▸ Exercise instructions
Select all lines in the records that include "kullanarak".

▸ Dataset items
------------------------------------------------

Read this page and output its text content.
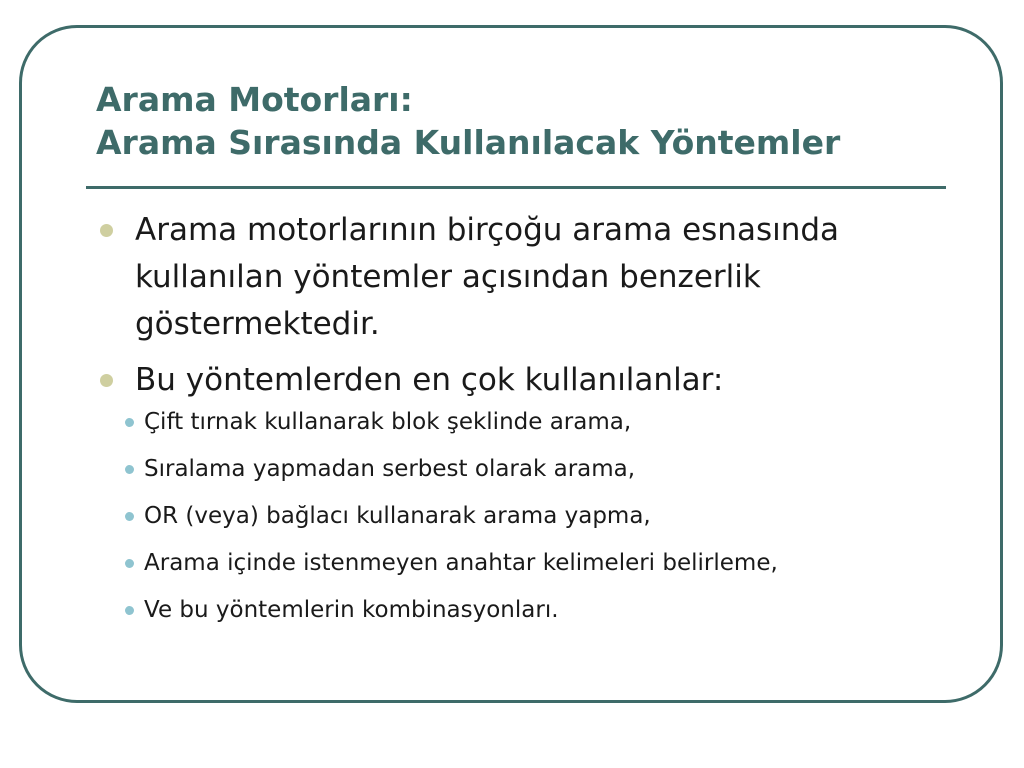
Arama Motorları:
Arama Sırasında Kullanılacak Yöntemler
Arama motorlarının birçoğu arama esnasında kullanılan yöntemler açısından benzerlik göstermektedir.
Bu yöntemlerden en çok kullanılanlar:
Çift tırnak kullanarak blok şeklinde arama,
Sıralama yapmadan serbest olarak arama,
OR (veya) bağlacı kullanarak arama yapma,
Arama içinde istenmeyen anahtar kelimeleri belirleme,
Ve bu yöntemlerin kombinasyonları.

------------------------------------------------

▸ Response
Çift tırnak kullanarak blok şeklinde arama,
OR (veya) bağlacı kullanarak arama yapma,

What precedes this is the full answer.